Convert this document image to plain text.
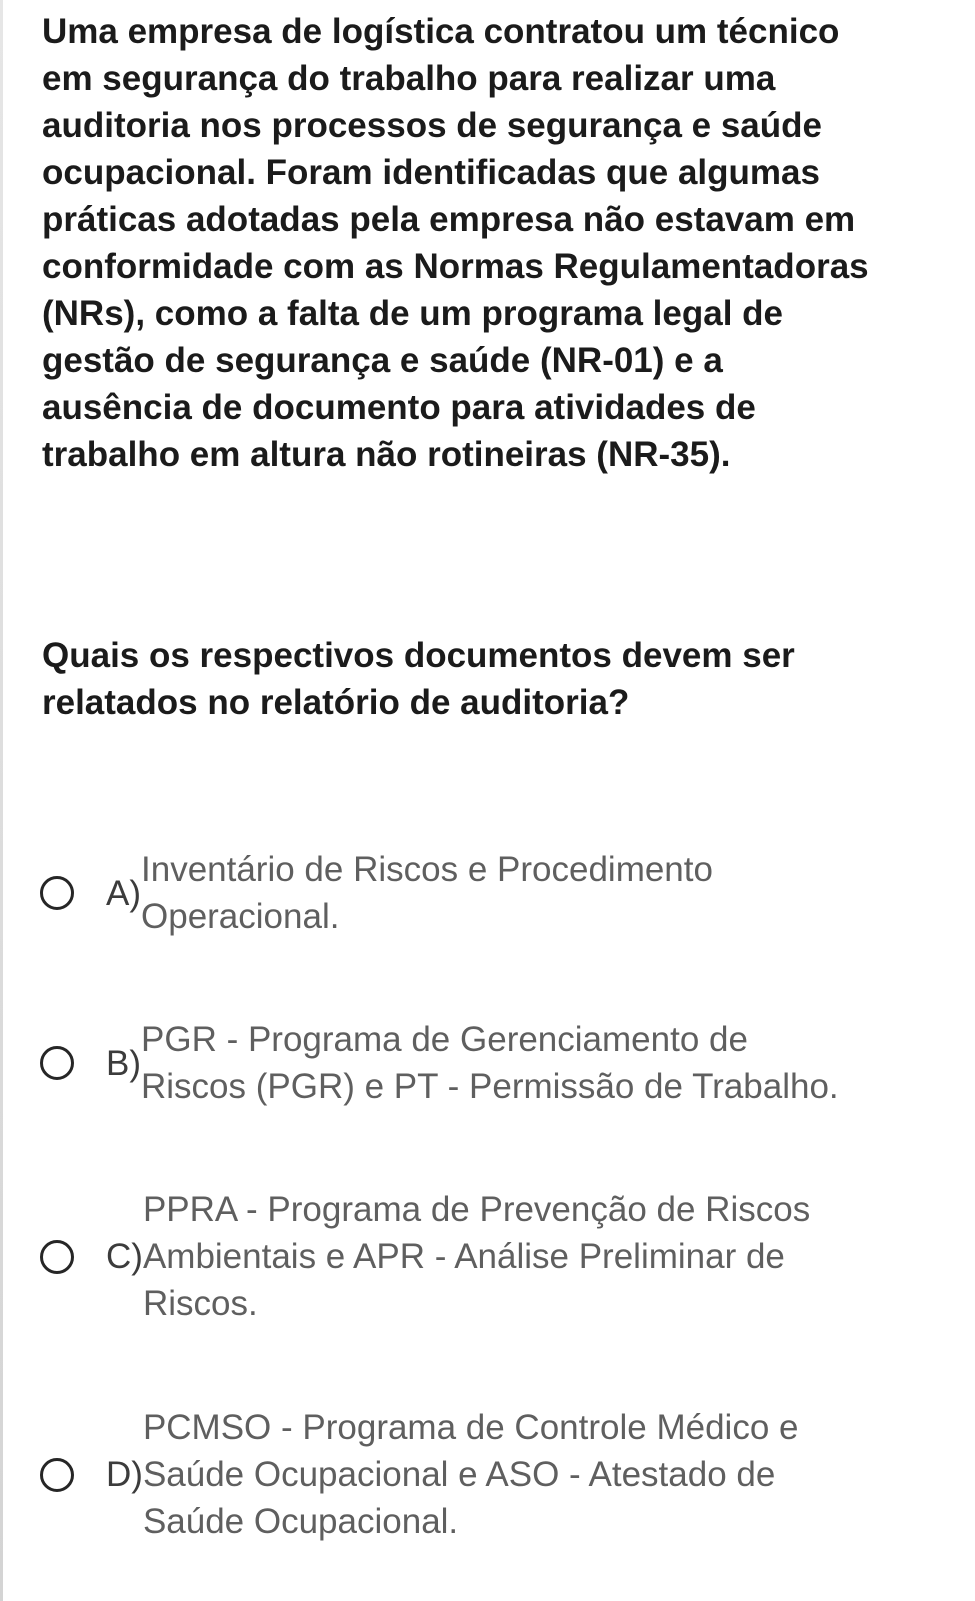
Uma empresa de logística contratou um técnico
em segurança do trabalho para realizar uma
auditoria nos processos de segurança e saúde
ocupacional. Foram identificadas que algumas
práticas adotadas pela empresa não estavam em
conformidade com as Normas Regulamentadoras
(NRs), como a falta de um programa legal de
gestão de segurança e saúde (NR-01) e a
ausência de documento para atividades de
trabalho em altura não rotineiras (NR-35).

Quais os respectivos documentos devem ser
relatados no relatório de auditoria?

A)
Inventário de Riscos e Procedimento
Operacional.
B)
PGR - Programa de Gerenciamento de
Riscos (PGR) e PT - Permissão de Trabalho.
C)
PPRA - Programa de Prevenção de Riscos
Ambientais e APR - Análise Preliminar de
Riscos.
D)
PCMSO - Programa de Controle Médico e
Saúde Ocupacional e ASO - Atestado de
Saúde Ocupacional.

════════

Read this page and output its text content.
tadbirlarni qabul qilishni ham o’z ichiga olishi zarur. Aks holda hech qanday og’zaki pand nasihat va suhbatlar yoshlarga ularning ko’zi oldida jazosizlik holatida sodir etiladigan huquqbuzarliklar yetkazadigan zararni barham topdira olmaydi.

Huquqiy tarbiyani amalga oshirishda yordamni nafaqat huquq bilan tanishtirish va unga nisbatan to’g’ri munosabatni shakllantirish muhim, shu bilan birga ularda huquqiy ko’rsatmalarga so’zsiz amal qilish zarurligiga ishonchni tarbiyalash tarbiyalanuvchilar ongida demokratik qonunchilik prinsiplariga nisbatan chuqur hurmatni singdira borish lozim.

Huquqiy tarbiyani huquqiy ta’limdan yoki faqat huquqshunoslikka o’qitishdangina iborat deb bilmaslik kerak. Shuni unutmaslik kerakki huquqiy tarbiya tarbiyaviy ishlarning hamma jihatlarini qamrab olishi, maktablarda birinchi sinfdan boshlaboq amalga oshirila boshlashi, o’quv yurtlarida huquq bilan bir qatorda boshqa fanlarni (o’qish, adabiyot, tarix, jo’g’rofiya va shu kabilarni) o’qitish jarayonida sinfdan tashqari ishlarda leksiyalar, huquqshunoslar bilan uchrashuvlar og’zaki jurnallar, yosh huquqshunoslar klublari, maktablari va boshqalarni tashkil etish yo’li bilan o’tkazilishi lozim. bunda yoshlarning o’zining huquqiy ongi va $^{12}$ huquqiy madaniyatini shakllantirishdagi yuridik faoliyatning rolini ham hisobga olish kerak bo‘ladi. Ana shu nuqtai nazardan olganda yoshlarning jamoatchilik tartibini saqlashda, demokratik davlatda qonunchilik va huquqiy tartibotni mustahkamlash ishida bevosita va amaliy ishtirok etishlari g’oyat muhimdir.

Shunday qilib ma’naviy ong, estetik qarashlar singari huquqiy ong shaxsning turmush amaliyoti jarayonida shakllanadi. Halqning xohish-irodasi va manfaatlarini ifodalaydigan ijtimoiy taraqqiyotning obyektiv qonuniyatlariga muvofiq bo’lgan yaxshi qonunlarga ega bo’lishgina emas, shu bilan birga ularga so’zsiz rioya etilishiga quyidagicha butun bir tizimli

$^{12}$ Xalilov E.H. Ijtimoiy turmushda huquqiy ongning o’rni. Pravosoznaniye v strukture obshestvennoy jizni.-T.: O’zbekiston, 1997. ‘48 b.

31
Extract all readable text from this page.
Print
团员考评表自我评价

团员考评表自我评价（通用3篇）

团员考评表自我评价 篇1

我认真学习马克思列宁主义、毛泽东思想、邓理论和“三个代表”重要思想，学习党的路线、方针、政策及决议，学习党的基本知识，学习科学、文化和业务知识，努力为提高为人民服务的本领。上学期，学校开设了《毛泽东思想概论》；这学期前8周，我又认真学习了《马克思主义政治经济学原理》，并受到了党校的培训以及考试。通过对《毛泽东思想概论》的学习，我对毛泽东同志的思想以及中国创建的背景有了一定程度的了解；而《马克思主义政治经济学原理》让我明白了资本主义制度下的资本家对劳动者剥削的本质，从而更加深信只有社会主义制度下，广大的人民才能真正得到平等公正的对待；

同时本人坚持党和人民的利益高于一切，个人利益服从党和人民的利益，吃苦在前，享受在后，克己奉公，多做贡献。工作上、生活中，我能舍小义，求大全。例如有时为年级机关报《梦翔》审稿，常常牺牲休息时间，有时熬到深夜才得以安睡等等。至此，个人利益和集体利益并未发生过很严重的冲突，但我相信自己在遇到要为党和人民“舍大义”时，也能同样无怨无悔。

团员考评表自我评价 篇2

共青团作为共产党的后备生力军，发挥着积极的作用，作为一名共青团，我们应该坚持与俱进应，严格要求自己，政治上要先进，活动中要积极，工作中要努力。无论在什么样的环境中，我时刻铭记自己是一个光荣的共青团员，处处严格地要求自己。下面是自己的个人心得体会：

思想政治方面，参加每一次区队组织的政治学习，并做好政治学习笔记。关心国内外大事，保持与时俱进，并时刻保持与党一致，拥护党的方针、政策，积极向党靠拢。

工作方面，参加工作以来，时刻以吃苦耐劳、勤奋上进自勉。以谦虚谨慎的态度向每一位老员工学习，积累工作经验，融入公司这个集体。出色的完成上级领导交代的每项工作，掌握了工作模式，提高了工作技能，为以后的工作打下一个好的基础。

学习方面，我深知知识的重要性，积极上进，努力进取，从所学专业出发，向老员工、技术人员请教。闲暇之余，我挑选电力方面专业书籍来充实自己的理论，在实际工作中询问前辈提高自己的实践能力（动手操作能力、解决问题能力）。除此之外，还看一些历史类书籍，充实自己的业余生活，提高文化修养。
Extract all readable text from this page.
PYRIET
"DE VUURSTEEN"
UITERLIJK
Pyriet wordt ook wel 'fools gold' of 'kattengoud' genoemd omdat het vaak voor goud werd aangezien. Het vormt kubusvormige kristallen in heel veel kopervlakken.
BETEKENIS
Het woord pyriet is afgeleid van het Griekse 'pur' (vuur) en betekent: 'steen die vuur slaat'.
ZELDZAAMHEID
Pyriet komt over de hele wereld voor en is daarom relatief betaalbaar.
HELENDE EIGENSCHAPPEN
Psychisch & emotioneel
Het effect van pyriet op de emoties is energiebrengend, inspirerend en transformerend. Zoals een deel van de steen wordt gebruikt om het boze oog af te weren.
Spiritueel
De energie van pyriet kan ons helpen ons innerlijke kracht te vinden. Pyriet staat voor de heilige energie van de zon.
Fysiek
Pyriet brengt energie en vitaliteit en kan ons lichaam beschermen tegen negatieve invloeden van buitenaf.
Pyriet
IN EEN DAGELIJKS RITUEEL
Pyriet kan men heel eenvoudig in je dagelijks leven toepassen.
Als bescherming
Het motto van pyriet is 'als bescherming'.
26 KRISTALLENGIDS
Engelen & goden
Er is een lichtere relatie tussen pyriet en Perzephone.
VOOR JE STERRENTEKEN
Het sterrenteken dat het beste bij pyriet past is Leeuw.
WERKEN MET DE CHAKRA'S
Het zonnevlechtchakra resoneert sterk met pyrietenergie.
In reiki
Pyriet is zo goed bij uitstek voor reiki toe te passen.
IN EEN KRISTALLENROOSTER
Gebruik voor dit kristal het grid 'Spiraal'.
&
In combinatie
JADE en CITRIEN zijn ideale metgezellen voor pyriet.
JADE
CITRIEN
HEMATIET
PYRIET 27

════════

(To be done): Go through the material and select each line with the string "birga" in it.

(The answer):
Huquqiy tarbiyani amalga oshirishda yordamni nafaqat huquq bilan tanishtirish va unga nisbatan to’g’ri munosabatni shakllantirish muhim, shu bilan birga ularda huquqiy ko’rsatmalarga so’zsiz amal qilish zarurligiga ishonchni tarbiyalash tarbiyalanuvchilar ongida demokratik qonunchilik prinsiplariga nisbatan chuqur hurmatni singdira borish lozim.
Shunday qilib ma’naviy ong, estetik qarashlar singari huquqiy ong shaxsning turmush amaliyoti jarayonida shakllanadi. Halqning xohish-irodasi va manfaatlarini ifodalaydigan ijtimoiy taraqqiyotning obyektiv qonuniyatlariga muvofiq bo’lgan yaxshi qonunlarga ega bo’lishgina emas, shu bilan birga ularga so’zsiz rioya etilishiga quyidagicha butun bir tizimli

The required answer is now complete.